[Dataset listings of figures]

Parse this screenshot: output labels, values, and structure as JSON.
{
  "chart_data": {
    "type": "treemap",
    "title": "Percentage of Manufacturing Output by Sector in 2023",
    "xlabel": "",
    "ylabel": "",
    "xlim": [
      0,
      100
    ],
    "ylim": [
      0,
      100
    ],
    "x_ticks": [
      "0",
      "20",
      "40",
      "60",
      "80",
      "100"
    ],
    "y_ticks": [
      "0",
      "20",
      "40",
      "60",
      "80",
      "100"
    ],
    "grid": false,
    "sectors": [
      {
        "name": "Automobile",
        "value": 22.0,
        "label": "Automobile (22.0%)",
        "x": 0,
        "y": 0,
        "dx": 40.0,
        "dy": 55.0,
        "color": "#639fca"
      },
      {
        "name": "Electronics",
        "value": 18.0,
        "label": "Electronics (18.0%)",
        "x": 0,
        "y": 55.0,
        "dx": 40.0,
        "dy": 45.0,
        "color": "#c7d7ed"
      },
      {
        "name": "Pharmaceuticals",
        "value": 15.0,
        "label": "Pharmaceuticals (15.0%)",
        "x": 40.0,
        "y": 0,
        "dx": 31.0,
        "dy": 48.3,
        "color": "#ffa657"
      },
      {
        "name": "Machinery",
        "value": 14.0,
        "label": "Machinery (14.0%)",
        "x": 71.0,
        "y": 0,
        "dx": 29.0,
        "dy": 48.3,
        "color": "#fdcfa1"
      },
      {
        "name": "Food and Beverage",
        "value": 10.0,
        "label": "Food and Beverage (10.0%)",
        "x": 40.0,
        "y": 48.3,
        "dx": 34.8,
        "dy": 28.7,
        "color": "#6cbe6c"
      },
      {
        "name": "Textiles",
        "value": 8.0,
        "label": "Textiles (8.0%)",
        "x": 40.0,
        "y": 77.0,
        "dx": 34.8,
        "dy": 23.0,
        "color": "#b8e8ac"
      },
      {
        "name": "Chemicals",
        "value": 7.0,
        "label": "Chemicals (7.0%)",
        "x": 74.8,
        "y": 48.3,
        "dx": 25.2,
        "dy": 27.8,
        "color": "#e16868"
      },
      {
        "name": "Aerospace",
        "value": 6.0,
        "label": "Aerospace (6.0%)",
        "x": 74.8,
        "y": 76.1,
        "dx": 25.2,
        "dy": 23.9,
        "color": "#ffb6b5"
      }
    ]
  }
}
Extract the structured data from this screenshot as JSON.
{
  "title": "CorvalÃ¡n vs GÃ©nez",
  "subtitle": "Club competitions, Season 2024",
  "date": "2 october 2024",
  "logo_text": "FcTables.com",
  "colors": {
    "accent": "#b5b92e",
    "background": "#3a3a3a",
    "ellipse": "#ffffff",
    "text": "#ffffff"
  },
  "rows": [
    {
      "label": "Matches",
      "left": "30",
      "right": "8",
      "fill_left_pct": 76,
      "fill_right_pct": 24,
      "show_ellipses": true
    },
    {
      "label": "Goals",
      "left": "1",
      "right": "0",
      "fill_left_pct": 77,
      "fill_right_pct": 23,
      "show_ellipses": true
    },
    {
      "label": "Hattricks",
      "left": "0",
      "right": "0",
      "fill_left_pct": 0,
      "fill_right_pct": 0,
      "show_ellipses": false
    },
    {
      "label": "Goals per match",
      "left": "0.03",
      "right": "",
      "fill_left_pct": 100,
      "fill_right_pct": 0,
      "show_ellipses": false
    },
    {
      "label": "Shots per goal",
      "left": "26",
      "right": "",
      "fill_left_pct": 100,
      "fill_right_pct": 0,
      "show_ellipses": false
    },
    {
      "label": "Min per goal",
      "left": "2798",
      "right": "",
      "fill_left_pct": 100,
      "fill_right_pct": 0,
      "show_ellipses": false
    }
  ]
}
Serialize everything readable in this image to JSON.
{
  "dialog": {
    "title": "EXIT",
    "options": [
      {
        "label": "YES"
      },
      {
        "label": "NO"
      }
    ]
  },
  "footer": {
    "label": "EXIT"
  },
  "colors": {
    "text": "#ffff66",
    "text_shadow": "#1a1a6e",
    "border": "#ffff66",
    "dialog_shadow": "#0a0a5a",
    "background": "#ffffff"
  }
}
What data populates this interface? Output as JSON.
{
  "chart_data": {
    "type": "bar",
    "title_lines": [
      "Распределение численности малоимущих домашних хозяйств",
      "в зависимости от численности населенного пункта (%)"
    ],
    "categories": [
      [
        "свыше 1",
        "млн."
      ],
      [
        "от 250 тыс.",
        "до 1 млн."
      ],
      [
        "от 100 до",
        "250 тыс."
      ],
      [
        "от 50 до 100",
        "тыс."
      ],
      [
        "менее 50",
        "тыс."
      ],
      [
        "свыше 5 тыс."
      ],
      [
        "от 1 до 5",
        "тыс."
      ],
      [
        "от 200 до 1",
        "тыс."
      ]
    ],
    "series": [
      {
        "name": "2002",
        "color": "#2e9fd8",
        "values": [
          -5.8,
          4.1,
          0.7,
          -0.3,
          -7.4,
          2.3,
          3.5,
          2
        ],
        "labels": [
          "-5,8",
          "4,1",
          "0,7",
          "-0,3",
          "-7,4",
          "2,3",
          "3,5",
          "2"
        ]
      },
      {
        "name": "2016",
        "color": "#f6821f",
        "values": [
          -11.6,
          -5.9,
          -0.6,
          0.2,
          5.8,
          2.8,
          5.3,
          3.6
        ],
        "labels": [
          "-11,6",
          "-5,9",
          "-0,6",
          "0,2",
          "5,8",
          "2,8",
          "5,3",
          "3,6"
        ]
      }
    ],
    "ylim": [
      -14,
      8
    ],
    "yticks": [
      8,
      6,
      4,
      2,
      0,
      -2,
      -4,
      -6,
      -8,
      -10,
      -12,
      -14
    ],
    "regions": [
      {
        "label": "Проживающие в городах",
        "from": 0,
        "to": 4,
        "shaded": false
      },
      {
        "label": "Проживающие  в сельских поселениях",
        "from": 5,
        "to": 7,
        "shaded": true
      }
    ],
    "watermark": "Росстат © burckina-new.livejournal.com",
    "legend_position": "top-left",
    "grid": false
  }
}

■ Task: Within the records, how many lines include "Beverage"? The answer is the number and nothing else.

■ Task output: 2